* **What the task requires**
Please print all of the material below, word for word.

* **Supplied data**
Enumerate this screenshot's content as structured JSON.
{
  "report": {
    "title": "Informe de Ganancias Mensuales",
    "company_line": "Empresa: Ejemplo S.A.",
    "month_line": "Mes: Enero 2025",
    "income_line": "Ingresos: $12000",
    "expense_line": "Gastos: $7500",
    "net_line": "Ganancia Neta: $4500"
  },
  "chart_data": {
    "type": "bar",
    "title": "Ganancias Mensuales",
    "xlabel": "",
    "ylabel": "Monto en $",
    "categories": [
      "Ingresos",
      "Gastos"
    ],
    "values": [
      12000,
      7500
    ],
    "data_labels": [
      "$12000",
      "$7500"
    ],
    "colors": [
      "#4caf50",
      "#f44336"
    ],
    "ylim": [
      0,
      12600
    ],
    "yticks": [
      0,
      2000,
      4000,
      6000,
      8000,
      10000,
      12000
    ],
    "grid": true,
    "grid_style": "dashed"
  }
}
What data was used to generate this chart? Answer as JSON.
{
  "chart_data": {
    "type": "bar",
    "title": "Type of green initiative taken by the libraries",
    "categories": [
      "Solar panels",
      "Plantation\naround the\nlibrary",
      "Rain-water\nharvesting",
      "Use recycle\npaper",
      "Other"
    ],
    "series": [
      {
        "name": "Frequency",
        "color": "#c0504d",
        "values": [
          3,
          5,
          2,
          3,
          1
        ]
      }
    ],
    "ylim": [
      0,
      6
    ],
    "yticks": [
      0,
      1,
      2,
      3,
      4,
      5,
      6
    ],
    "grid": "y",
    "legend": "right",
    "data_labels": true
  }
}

* **The answer**
Enumerate this screenshot's content as structured JSON.
{
  "report": {
    "title": "Informe de Ganancias Mensuales",
    "company_line": "Empresa: Ejemplo S.A.",
    "month_line": "Mes: Enero 2025",
    "income_line": "Ingresos: $12000",
    "expense_line": "Gastos: $7500",
    "net_line": "Ganancia Neta: $4500"
  },
  "chart_data": {
    "type": "bar",
    "title": "Ganancias Mensuales",
    "xlabel": "",
    "ylabel": "Monto en $",
    "categories": [
      "Ingresos",
      "Gastos"
    ],
    "values": [
      12000,
      7500
    ],
    "data_labels": [
      "$12000",
      "$7500"
    ],
    "colors": [
      "#4caf50",
      "#f44336"
    ],
    "ylim": [
      0,
      12600
    ],
    "yticks": [
      0,
      2000,
      4000,
      6000,
      8000,
      10000,
      12000
    ],
    "grid": true,
    "grid_style": "dashed"
  }
}
What data was used to generate this chart? Answer as JSON.
{
  "chart_data": {
    "type": "bar",
    "title": "Type of green initiative taken by the libraries",
    "categories": [
      "Solar panels",
      "Plantation\naround the\nlibrary",
      "Rain-water\nharvesting",
      "Use recycle\npaper",
      "Other"
    ],
    "series": [
      {
        "name": "Frequency",
        "color": "#c0504d",
        "values": [
          3,
          5,
          2,
          3,
          1
        ]
      }
    ],
    "ylim": [
      0,
      6
    ],
    "yticks": [
      0,
      1,
      2,
      3,
      4,
      5,
      6
    ],
    "grid": "y",
    "legend": "right",
    "data_labels": true
  }
}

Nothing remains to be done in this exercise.